- _Exercise details_
A single number is the whole answer: how many lines in this listing contain "with".

- _Dataset entries_
⟨

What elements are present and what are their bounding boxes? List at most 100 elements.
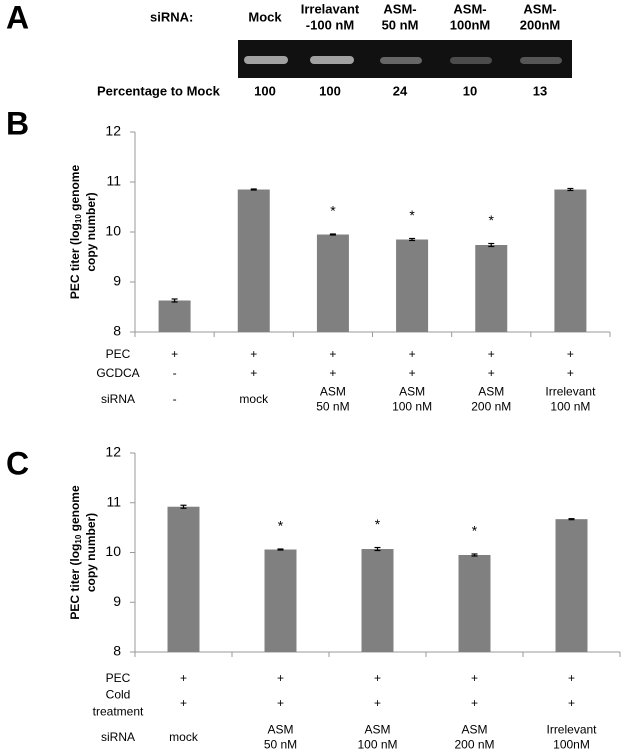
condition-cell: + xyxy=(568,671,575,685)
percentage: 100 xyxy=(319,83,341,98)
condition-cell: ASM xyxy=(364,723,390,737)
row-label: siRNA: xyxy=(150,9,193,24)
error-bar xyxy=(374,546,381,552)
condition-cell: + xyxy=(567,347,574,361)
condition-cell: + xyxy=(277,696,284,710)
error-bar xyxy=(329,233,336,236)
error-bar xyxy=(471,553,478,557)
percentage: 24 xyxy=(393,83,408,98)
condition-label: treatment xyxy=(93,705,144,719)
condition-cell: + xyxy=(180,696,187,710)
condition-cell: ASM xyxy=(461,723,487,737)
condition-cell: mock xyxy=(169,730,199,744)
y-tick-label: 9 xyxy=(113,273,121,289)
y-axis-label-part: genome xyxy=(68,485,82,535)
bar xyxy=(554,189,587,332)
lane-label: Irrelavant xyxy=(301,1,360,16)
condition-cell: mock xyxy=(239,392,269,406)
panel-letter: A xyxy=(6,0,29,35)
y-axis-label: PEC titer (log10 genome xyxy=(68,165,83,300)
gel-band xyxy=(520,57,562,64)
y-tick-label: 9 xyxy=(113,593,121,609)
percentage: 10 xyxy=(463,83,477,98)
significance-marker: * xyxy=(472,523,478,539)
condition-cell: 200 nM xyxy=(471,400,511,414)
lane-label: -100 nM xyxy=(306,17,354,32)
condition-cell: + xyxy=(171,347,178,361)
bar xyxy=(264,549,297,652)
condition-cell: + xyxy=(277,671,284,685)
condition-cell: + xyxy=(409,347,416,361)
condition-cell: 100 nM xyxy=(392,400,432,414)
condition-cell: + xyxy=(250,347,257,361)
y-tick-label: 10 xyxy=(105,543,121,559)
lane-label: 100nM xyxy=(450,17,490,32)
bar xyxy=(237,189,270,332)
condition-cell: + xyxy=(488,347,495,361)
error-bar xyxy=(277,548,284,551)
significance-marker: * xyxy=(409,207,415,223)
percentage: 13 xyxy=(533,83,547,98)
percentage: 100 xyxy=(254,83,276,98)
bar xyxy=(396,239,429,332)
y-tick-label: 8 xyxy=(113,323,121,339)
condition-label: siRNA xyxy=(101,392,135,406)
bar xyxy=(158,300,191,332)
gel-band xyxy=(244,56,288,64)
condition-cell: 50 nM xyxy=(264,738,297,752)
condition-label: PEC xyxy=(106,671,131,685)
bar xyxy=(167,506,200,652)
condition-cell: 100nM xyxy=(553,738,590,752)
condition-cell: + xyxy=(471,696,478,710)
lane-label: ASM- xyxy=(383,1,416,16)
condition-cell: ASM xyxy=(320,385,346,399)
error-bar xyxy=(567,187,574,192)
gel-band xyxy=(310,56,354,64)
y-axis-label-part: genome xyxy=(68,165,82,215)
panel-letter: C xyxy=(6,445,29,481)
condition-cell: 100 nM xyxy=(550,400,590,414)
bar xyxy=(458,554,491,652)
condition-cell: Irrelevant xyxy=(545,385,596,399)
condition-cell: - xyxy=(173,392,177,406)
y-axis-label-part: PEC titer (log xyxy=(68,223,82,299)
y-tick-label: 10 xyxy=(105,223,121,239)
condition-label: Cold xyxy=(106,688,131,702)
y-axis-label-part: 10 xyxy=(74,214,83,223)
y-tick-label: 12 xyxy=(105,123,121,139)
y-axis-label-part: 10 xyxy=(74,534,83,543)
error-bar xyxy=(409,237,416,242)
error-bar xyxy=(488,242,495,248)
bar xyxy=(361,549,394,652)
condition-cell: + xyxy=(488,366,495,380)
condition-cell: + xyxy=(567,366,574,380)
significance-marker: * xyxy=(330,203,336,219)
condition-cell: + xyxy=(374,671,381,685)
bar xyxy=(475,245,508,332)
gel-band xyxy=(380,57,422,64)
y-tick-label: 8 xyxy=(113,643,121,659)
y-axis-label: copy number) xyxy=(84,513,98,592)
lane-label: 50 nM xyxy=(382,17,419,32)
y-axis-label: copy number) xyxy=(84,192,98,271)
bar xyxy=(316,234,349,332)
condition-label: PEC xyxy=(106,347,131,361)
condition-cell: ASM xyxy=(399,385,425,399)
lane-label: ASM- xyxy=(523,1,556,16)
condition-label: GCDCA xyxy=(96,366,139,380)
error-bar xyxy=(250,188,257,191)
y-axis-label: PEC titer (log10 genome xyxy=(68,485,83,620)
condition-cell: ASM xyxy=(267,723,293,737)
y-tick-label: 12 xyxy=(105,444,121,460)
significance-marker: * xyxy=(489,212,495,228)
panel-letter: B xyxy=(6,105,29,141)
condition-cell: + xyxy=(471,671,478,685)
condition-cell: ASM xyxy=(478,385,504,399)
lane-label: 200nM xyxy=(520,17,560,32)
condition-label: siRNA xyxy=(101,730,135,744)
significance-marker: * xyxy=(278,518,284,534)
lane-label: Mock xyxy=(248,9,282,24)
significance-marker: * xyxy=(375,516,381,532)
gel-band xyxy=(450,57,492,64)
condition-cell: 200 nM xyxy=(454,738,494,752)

⟩
⟨

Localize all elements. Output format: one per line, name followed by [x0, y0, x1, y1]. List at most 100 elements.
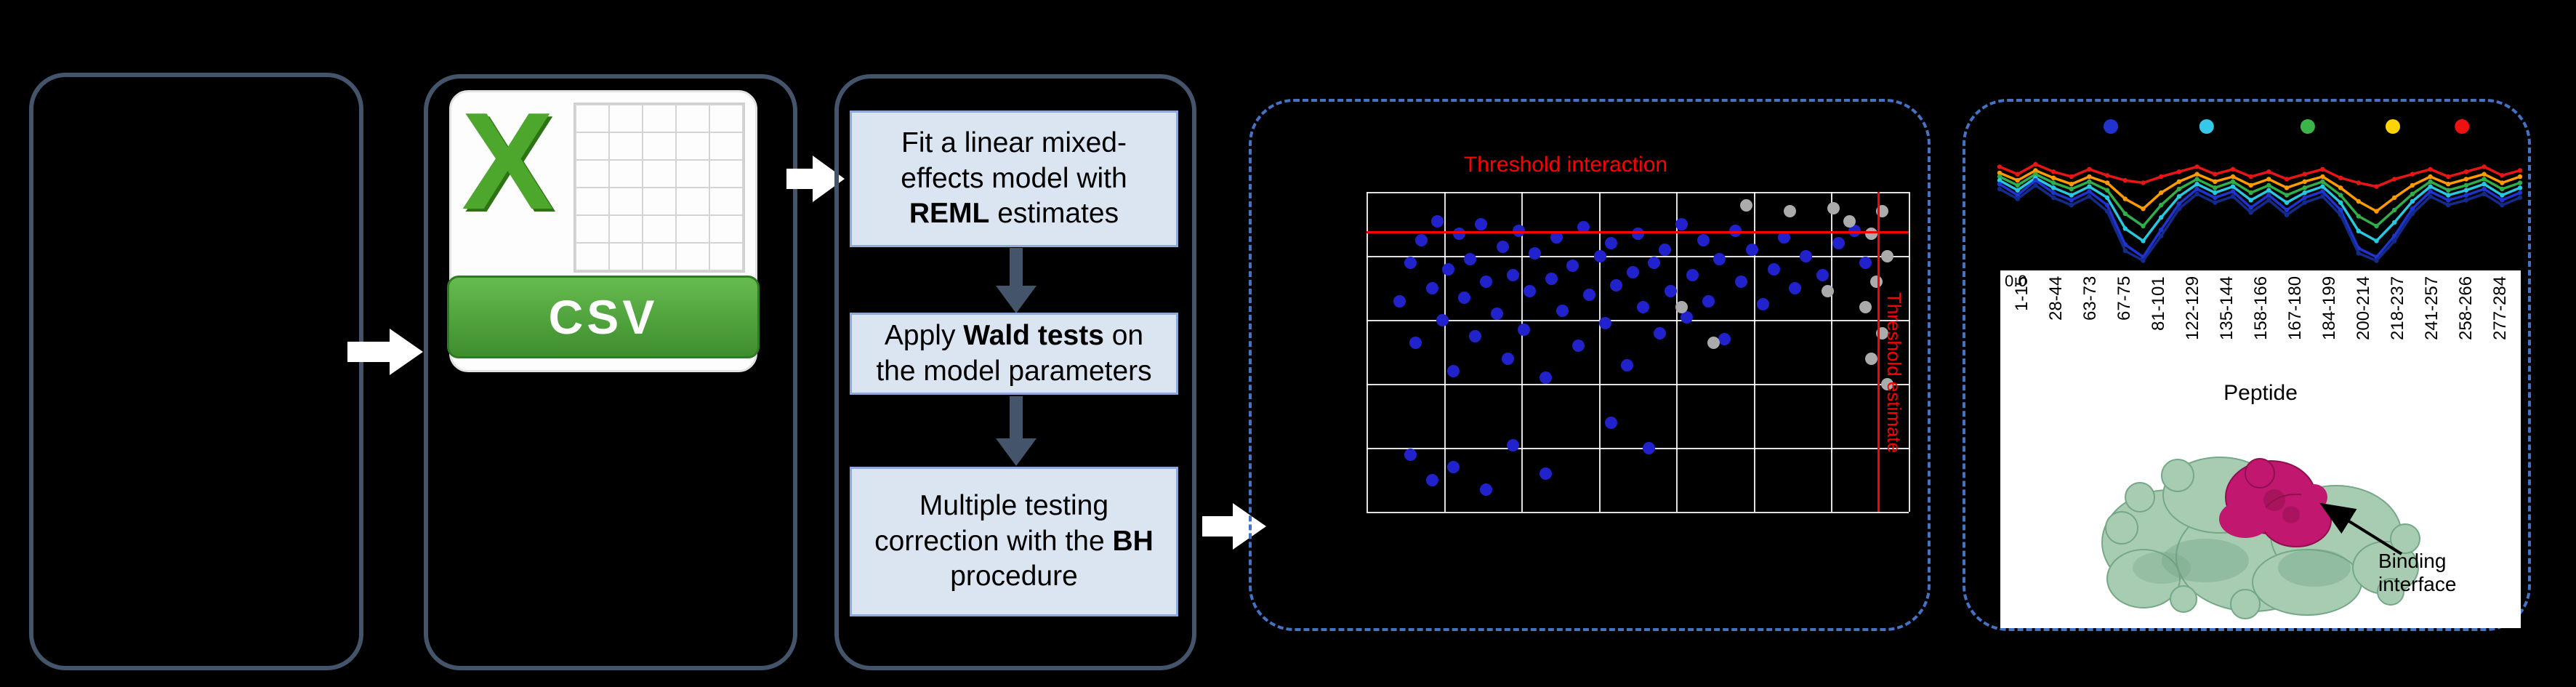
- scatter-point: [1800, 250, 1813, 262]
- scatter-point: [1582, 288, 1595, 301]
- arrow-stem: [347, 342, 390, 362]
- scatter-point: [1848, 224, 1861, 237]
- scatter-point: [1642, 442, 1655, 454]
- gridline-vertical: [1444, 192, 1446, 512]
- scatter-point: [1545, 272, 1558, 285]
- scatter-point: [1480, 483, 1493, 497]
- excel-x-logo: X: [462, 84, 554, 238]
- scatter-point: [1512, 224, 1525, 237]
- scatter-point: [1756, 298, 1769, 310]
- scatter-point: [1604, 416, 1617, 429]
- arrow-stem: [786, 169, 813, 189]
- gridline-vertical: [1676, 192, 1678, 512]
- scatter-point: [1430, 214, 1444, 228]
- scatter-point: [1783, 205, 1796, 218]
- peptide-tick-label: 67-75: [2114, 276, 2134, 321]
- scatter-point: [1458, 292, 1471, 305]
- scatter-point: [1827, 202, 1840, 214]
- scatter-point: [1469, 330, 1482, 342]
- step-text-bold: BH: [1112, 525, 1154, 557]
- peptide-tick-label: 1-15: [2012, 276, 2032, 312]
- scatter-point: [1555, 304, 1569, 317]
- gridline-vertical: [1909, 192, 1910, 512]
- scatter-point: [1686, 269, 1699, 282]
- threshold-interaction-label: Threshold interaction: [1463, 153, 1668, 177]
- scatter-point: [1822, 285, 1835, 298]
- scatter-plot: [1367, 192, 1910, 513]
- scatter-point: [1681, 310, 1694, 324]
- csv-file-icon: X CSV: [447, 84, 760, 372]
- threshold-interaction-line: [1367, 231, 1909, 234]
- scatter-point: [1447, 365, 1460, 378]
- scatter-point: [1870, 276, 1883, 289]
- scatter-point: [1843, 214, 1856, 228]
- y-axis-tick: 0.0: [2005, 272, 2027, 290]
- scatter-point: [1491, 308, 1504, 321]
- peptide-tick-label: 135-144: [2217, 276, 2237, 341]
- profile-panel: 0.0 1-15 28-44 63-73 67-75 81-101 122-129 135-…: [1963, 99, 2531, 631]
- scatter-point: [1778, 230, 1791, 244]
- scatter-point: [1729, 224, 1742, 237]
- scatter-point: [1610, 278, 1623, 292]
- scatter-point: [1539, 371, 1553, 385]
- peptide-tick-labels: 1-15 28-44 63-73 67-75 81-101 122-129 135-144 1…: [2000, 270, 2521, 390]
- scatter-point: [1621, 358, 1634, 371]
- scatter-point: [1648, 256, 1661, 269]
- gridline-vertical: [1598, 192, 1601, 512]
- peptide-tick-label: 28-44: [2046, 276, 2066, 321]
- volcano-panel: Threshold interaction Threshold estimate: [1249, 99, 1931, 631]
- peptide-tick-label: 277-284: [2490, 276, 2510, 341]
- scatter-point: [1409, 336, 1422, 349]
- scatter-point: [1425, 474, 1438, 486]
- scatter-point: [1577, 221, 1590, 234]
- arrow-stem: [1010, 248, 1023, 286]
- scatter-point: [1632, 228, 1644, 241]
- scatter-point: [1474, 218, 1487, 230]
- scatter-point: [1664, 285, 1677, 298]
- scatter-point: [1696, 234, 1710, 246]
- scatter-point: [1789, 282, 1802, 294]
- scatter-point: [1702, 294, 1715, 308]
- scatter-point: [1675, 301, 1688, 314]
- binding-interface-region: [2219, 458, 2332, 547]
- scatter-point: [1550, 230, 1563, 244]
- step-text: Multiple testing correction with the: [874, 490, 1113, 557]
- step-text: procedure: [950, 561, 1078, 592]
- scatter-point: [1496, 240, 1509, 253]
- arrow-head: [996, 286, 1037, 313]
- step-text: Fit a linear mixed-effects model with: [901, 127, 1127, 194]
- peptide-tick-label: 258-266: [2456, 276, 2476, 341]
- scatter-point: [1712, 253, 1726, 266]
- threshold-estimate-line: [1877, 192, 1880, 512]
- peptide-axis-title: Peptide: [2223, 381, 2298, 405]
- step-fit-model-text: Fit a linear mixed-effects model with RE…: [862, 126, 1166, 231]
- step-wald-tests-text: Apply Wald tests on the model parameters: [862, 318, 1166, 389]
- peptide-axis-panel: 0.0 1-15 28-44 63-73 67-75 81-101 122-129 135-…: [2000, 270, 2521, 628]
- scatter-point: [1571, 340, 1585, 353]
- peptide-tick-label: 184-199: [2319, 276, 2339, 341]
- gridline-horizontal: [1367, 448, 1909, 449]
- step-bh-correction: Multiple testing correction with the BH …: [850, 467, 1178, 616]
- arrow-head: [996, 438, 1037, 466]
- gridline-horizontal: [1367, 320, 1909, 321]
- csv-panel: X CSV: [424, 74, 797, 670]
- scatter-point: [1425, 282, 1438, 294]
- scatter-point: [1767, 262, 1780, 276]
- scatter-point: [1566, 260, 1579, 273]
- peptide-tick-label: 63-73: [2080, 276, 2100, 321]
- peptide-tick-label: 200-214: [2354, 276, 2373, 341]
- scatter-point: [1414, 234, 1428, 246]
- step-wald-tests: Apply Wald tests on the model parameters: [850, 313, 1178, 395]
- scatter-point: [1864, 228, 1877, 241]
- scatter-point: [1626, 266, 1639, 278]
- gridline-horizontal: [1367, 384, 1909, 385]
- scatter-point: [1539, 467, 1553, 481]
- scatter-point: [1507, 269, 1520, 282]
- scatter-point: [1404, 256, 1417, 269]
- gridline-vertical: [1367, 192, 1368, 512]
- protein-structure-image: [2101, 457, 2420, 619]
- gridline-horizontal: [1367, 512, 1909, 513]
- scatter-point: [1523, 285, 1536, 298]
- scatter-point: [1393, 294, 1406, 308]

⟩

- _Reply_
4